---------- EXTRAIT DU DOCUMENT ----------

Le burlesque Morgante ressemble à ce qu'aurait écrit Rabelais s'il avait voulu raconter les aventures des Paladins de Charlemagne : un géant truculent armé d'un battant de cloche ; des héros farceurs, paillards et souvent grossiers ; des digressions pseudo-érudites ; un empereur stupide et rimbambito ; un archi-traître inlassable... La présente traduction française en prose de 1517 n'a plus été éditée depuis 1625. En élaguant le récit de Pulci de ses excroissances les plus carnavalesques, elle nous restitue l'état de l'art de la chanson carolingienne outremonts, avant la "révolution ferraraise".
Cinq siècles plus tard, le langage de l'Anonyme parisien ne nous est pas totalement compréhensible. L'adaptation a
visé un équilibre entre le respect d'un texte savoureux et sa lisibilité. Notre Tome 1 reprend le premier tiers (Chap. 2 à 44) qui constitue un cycle complet : exil de la cour, aventures en Barbarie, retour pour sauver Charlemagne, nouvel exil.

Notre tome 2 contient la suite (chapitres 44 à 134). . Ce  nouveau cycle d'aventures et de trahisons se termine par l'apocalypse de Roncevaux. Roland, prisonnier de l'Emir de Perse, est secouru par Renaud et les autres barons. Trahis par le Soudan, le Grand Seigneur de l'Orient, ils prennent Babylone et les péripéties se multiplient. Outre les habituels tyrans, lions, dragons, géants démesurés, et belles princesses (Rosemonde, Lucienne, Anthée), il y a un centaure, une baleine enragée, une sorcière d'Enfer, des amazones... Et l'immense Morgant est tué par une petite bête. Ganelon, le malfaisant perpétuel, frôle plusieurs fois le châtiment. Comme s'il se savait condamné, il joue perdant/perdant. Le "Crépuscule des Héros" de Roncevaux lui sera fatal. Seul Regnaut l'insoumis échappe au destin : déjà en marge puisque resté en Barbarie, il arrive à temps à Roncevaux grâce à un diable envoyé par Maugis puis, tous ses amis morts, quitte définitivement la cour.

---------- LIGNES ----------

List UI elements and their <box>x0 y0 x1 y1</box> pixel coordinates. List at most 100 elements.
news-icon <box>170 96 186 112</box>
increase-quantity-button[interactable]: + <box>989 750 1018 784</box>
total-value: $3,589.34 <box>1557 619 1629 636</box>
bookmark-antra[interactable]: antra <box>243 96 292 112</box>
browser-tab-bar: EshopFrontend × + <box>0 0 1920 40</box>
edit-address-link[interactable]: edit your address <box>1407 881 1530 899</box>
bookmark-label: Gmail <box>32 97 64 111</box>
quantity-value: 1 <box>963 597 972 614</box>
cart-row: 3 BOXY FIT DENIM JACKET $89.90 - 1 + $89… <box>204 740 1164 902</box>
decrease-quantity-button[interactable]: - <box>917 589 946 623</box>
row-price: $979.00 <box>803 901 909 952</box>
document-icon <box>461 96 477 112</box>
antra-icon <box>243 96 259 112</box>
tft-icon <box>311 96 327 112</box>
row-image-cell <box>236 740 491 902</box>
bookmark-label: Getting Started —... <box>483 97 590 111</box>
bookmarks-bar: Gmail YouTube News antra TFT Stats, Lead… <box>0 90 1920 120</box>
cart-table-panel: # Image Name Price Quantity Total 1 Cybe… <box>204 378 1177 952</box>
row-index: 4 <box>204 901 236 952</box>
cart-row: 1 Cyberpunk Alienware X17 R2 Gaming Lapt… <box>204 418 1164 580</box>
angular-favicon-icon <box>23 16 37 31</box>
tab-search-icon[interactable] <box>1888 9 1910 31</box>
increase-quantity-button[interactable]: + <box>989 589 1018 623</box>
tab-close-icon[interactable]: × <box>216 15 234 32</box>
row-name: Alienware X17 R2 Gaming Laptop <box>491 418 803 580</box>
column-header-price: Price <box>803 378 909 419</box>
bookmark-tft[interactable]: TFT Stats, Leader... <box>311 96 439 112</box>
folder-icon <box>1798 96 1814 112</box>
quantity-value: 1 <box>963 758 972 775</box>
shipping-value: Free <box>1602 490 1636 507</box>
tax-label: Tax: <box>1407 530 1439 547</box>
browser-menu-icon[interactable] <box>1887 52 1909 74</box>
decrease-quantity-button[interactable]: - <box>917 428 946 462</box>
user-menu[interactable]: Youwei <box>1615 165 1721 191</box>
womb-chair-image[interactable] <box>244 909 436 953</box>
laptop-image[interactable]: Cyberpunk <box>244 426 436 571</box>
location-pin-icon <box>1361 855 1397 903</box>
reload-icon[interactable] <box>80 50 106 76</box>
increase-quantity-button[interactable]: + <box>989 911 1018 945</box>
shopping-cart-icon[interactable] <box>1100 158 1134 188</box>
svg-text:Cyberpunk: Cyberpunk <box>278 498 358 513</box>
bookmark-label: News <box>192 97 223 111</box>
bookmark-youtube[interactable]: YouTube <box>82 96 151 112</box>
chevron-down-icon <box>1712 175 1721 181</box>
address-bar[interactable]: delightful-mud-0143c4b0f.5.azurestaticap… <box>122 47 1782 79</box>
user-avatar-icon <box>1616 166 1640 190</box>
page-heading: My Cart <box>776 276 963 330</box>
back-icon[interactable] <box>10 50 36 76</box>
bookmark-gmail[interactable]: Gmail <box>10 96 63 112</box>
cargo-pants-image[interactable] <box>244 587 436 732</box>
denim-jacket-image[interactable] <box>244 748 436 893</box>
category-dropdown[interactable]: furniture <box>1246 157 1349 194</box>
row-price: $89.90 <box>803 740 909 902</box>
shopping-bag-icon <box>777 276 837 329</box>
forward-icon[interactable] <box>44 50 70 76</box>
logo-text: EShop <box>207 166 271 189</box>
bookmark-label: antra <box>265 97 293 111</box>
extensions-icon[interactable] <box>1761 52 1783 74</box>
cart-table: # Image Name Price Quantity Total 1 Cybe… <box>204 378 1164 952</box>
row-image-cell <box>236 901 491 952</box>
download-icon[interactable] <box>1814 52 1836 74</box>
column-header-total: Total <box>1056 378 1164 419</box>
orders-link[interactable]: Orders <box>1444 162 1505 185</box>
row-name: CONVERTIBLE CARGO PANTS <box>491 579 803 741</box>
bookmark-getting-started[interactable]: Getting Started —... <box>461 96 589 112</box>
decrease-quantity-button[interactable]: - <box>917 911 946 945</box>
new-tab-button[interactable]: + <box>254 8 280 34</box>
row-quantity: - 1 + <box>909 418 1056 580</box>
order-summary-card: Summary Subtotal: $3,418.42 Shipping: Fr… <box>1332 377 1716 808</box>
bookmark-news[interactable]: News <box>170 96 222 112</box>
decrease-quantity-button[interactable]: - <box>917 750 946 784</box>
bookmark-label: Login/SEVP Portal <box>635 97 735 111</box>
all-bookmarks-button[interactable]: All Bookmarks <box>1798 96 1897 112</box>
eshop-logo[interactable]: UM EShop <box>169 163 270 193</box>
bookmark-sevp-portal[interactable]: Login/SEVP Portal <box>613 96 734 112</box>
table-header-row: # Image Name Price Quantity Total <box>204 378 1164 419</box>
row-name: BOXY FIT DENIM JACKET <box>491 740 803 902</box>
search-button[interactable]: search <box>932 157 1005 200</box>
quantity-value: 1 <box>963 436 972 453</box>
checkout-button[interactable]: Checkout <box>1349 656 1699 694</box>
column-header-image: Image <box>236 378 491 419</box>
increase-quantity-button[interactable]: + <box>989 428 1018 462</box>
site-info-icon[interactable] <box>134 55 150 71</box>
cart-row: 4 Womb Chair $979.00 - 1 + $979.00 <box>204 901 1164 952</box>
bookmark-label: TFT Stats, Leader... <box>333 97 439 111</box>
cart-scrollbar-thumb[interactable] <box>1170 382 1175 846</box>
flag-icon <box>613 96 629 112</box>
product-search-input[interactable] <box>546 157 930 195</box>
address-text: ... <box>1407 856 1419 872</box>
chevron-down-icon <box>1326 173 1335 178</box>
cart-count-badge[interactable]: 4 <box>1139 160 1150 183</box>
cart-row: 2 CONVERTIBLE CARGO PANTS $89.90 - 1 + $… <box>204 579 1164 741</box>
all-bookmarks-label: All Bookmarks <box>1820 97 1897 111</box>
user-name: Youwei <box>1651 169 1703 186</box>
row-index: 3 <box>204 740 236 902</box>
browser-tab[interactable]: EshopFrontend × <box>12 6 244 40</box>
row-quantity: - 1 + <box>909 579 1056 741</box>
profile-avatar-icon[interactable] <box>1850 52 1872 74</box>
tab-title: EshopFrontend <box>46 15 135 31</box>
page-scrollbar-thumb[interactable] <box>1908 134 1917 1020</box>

----------

Recopiez à l'identique, dans l'extrait sur le Morgante, tout ce qui va de « Cinq siècles plus » jusqu'à « Charlemagne, nouvel exil. ». Les lignes ne sont pas utiles ici.

Cinq siècles plus tard, le langage de l'Anonyme parisien ne nous est pas totalement compréhensible. L'adaptation a
visé un équilibre entre le respect d'un texte savoureux et sa lisibilité. Notre Tome 1 reprend le premier tiers (Chap. 2 à 44) qui constitue un cycle complet : exil de la cour, aventures en Barbarie, retour pour sauver Charlemagne, nouvel exil.